Sur la recevabilité du mémoire en défense :
2. M. B... soutient que le mémoire en défense du bâtonnier de l'ordre des avocats du barreau de la Seine-Saint-Denis est irrecevable, dès lors que ce dernier n'établit pas sa qualité pour représenter le conseil de l'ordre alors que l'article 17 de la loi n° 71-1130 du 31 décembre 1971 portant réforme de certaines professions judiciaires et juridiques prévoit qu'une telle autorisation doit être donnée au bâtonnier par le conseil de l'ordre pour " ester en justice ". Il ressort toutefois des termes de l'article 4 du règlement intérieur de l'ordre des avocats du barreau de la Seine-Saint-Denis que le bâtonnier, chef de l'ordre, représente le barreau dans tous les actes de la vie civile notamment dans les instances judiciaires dans lequel le barreau est mis en cause. Par suite,
M. B... n'est pas fondé à soutenir que le mémoire en défense du bâtonnier du barreau de la Seine-Saint-Denis est irrecevable.
Sur la régularité du jugement :
3. M. B... soutient que le jugement attaqué a été rendu aux conclusions d'un rapporteur public ayant eu à connaître du litige alors qu'il était en fonction au ministère de la justice. Toutefois, il ressort des pièces du dossier que ce magistrat n'est intervenu, en sa qualité de chef du bureau du contentieux administratif, que pour signer deux mémoires en défense dans le cadre de contentieux opposant M. B... au garde des sceaux, ministre de la justice, devant les tribunaux administratifs de Melun et de Cergy-Pontoise, relatifs à d'autres litiges le concernant. Par suite, le requérant n'est pas fondé à soutenir que le jugement attaqué est intervenu au terme d'une procédure irrégulière, en méconnaissance des principes d'impartialité et d'indépendance.

> DONNÉES FOURNIES
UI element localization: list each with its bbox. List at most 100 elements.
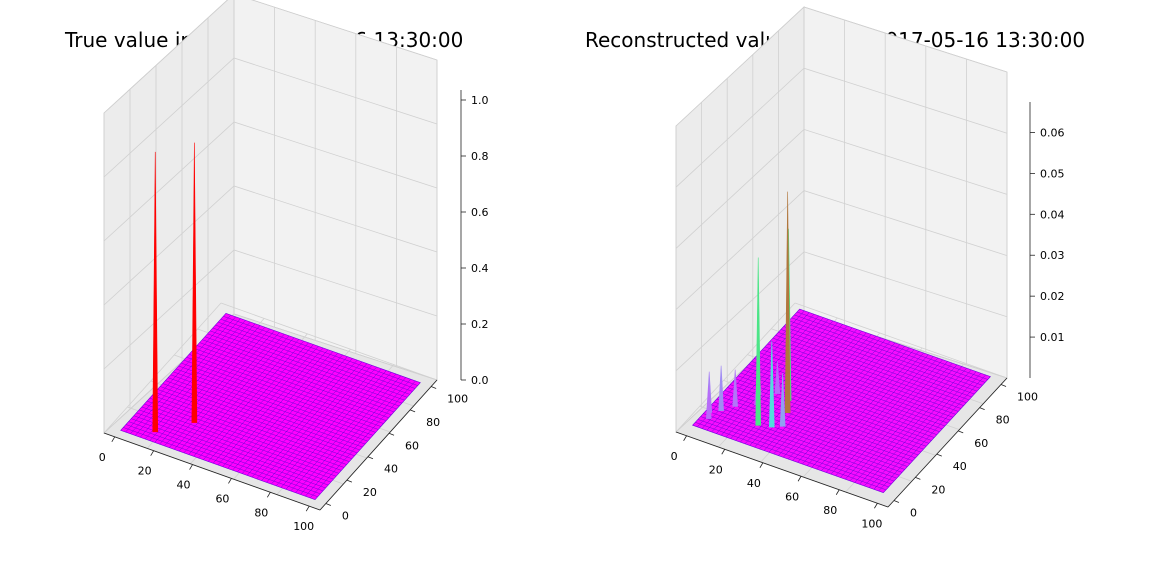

> EXERCICES
- 1) Pouvez-vous transcrire fidèlement l'extrait de décision de justice, de « Sur la régularité » à « d'impartialité et d'indépendance. » ?
- 2) Comment poursuivriez-vous l'extrait de décision de justice ? Rédigez le passage qui suit sa dernière phrase.

> CORRIGÉS
- 1)
Sur la régularité du jugement :
3. M. B... soutient que le jugement attaqué a été rendu aux conclusions d'un rapporteur public ayant eu à connaître du litige alors qu'il était en fonction au ministère de la justice. Toutefois, il ressort des pièces du dossier que ce magistrat n'est intervenu, en sa qualité de chef du bureau du contentieux administratif, que pour signer deux mémoires en défense dans le cadre de contentieux opposant M. B... au garde des sceaux, ministre de la justice, devant les tribunaux administratifs de Melun et de Cergy-Pontoise, relatifs à d'autres litiges le concernant. Par suite, le requérant n'est pas fondé à soutenir que le jugement attaqué est intervenu au terme d'une procédure irrégulière, en méconnaissance des principes d'impartialité et d'indépendance.

- 2)
Sur le bien-fondé du jugement :
4. En premier lieu, aux termes du premier alinéa de l'article L. 300-2 du code des relations entre le public et l'administration : " Sont considérés comme documents administratifs, au sens des titres Ier, III et IV du présent livre, quels que soient leur date, leur lieu de conservation, leur forme et leur support, les documents produits ou reçus, dans le cadre de leur mission de service public, par l'Etat, les collectivités territoriales ainsi que par les autres personnes de droit public ou les personnes de droit privé chargées d'une telle mission. Constituent de tels documents notamment les dossiers, rapports, études, comptes rendus, procès-verbaux, statistiques, instructions, circulaires, notes et réponses ministérielles, correspondances, avis, prévisions, codes sources et décisions. " Selon l'article L. 311-1 ce code : " Sous réserve des dispositions des articles L. 311-5 et L. 311-6, les administrations mentionnées à l'article L. 300-2 sont tenues de publier en ligne ou de communiquer les documents administratifs qu'elles détiennent aux personnes qui en font la demande, dans les conditions prévues par le présent livre. ".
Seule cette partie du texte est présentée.